Fonte >>
O governador Ratinho Jr vem tentando impedir que policiais militares envolvidos em crimes contra a vida sejam investigados pela Polícia Civil. A ofensiva começou em 2022, quando a Corregedoria da Polícia Militar do Paraná (PMPR) editou uma normativa que dá à própria corporação o controle sobre provas, depoimentos e acesso aos locais de crime, em casos de execuções cometidas por militares contra civis.
A Orientação 002/2022, assinada em setembro pelo então corregedor-geral da PM, coronel Dorian Nunes Cavalheiro, determina que a Polícia Militar pode reter objetos e provas, impedir o acesso da Polícia Civil e até negar a apresentação e o depoimento de policiais sem autorização prévia da Justiça Militar, mesmo quando há inquérito civil em andamento.
A medida cria uma blindagem institucional que dificulta a responsabilização de agentes envolvidos em execuções contra civis.
O Ministério Público do Paraná (MP-PR) reagiu à medida e ingressou com uma Ação Direta de Inconstitucionalidade (ADI) no Tribunal de Justiça do Paraná (TJ-PR). O MP argumenta que a medida viola a competência da Polícia Civil e defende a regularidade da coexistência de dois inquéritos, militar e civil.
O MP enfatiza ainda que a autoridade militar não pode impedir o acesso da Polícia Civil às provas nem o interrogatório dos suspeitos.

Informações fornecidas >>
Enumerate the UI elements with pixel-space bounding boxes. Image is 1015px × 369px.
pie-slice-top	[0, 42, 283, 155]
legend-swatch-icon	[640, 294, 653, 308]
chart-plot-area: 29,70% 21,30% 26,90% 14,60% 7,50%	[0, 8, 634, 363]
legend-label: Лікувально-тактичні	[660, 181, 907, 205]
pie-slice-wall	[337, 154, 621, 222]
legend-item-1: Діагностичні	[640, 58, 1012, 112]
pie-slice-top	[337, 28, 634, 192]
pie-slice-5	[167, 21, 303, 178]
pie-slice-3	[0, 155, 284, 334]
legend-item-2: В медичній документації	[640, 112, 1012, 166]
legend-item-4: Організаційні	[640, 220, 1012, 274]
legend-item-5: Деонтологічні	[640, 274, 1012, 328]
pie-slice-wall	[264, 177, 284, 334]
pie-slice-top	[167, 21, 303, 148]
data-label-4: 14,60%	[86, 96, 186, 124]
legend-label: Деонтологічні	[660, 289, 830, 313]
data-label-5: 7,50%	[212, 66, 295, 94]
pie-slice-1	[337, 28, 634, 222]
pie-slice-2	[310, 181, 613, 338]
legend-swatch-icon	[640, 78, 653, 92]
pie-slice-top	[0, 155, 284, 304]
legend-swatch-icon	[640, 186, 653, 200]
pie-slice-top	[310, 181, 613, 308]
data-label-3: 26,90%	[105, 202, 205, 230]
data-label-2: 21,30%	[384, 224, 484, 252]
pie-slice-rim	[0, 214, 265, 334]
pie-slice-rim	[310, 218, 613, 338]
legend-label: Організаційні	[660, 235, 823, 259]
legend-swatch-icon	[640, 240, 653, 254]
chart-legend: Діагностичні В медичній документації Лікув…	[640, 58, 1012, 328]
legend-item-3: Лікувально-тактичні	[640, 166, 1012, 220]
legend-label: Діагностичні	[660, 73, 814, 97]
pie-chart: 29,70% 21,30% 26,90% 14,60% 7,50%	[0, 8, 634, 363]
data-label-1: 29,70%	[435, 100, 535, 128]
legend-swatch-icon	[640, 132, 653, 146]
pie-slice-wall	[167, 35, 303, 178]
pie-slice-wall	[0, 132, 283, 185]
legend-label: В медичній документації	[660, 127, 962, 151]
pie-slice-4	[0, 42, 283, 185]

Descrição da tarefa >> Por favor, reproduza sem nenhuma alteração o texto inteiro sobre a normativa da Corregedoria da Polícia Militar do Paraná.

Solução do problema >>
O governador Ratinho Jr vem tentando impedir que policiais militares envolvidos em crimes contra a vida sejam investigados pela Polícia Civil. A ofensiva começou em 2022, quando a Corregedoria da Polícia Militar do Paraná (PMPR) editou uma normativa que dá à própria corporação o controle sobre provas, depoimentos e acesso aos locais de crime, em casos de execuções cometidas por militares contra civis.
A Orientação 002/2022, assinada em setembro pelo então corregedor-geral da PM, coronel Dorian Nunes Cavalheiro, determina que a Polícia Militar pode reter objetos e provas, impedir o acesso da Polícia Civil e até negar a apresentação e o depoimento de policiais sem autorização prévia da Justiça Militar, mesmo quando há inquérito civil em andamento.
A medida cria uma blindagem institucional que dificulta a responsabilização de agentes envolvidos em execuções contra civis.
O Ministério Público do Paraná (MP-PR) reagiu à medida e ingressou com uma Ação Direta de Inconstitucionalidade (ADI) no Tribunal de Justiça do Paraná (TJ-PR). O MP argumenta que a medida viola a competência da Polícia Civil e defende a regularidade da coexistência de dois inquéritos, militar e civil.
O MP enfatiza ainda que a autoridade militar não pode impedir o acesso da Polícia Civil às provas nem o interrogatório dos suspeitos.